- _Problem_
Pictures appear in the records below; write out everything else exactly.

─── Input material ───

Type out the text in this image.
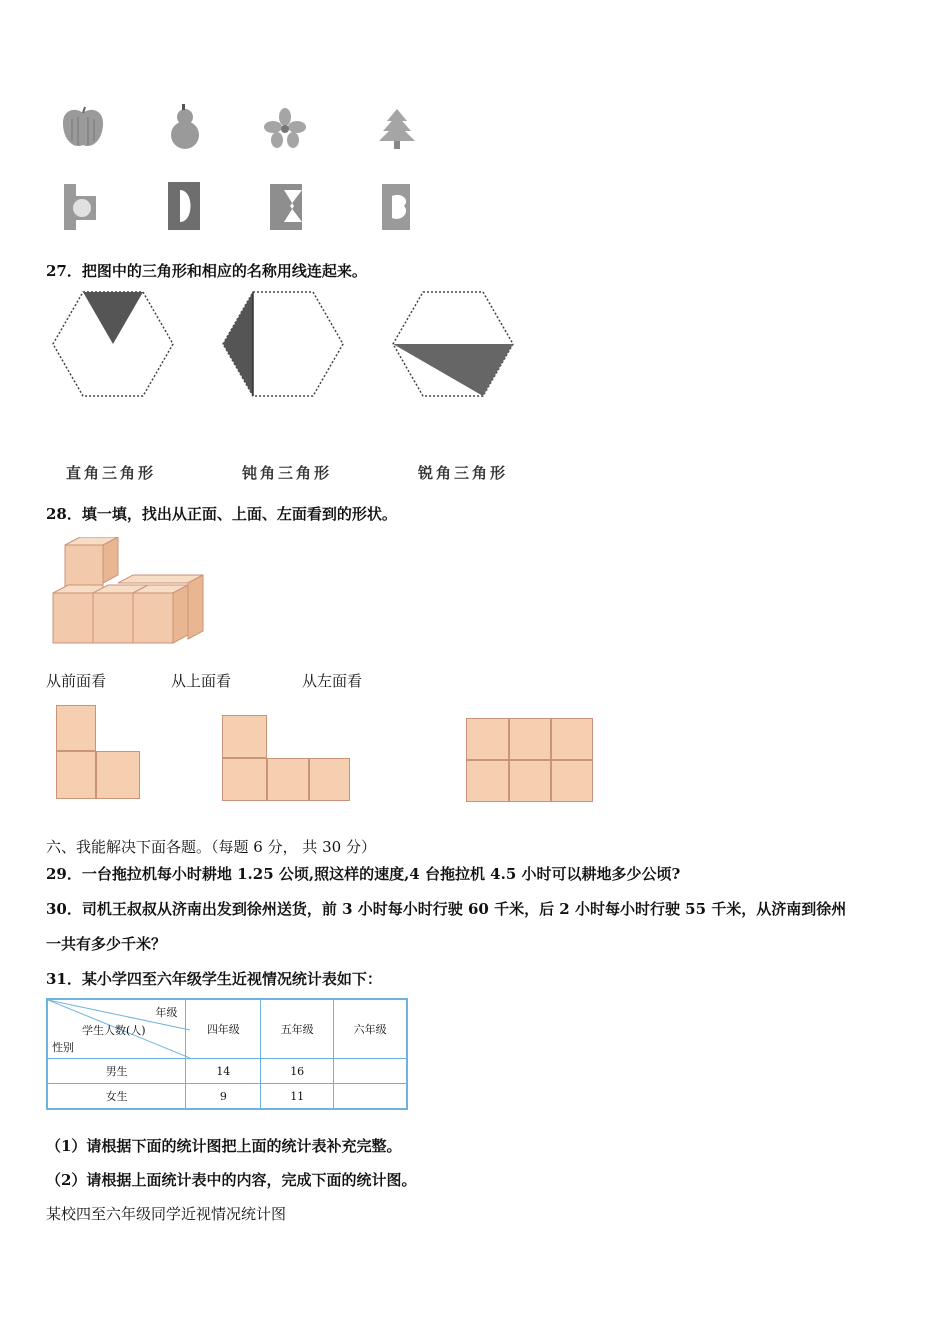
27．把图中的三角形和相应的名称用线连起来。
直角三角形	钝角三角形	锐角三角形
28．填一填，找出从正面、上面、左面看到的形状。
从前面看	从上面看	从左面看
六、我能解决下面各题。（每题 6 分， 共 30 分）
29．一台拖拉机每小时耕地 1.25 公顷,照这样的速度,4 台拖拉机 4.5 小时可以耕地多少公顷?
30．司机王叔叔从济南出发到徐州送货，前 3 小时每小时行驶 60 千米，后 2 小时每小时行驶 55 千米，从济南到徐州
一共有多少千米？
31．某小学四至六年级学生近视情况统计表如下：
年级
学生人数(人)
性别	四年级	五年级	六年级
男生	14	16	
女生	9	11	
（1）请根据下面的统计图把上面的统计表补充完整。
（2）请根据上面统计表中的内容，完成下面的统计图。
某校四至六年级同学近视情况统计图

───

- _Task answer_
Type out the text in this image.
27．把图中的三角形和相应的名称用线连起来。
直角三角形	钝角三角形	锐角三角形
28．填一填，找出从正面、上面、左面看到的形状。
从前面看	从上面看	从左面看
六、我能解决下面各题。（每题 6 分， 共 30 分）
29．一台拖拉机每小时耕地 1.25 公顷,照这样的速度,4 台拖拉机 4.5 小时可以耕地多少公顷?
30．司机王叔叔从济南出发到徐州送货，前 3 小时每小时行驶 60 千米，后 2 小时每小时行驶 55 千米，从济南到徐州
一共有多少千米？
31．某小学四至六年级学生近视情况统计表如下：
年级
学生人数(人)
性别	四年级	五年级	六年级
男生	14	16	
女生	9	11	
（1）请根据下面的统计图把上面的统计表补充完整。
（2）请根据上面统计表中的内容，完成下面的统计图。
某校四至六年级同学近视情况统计图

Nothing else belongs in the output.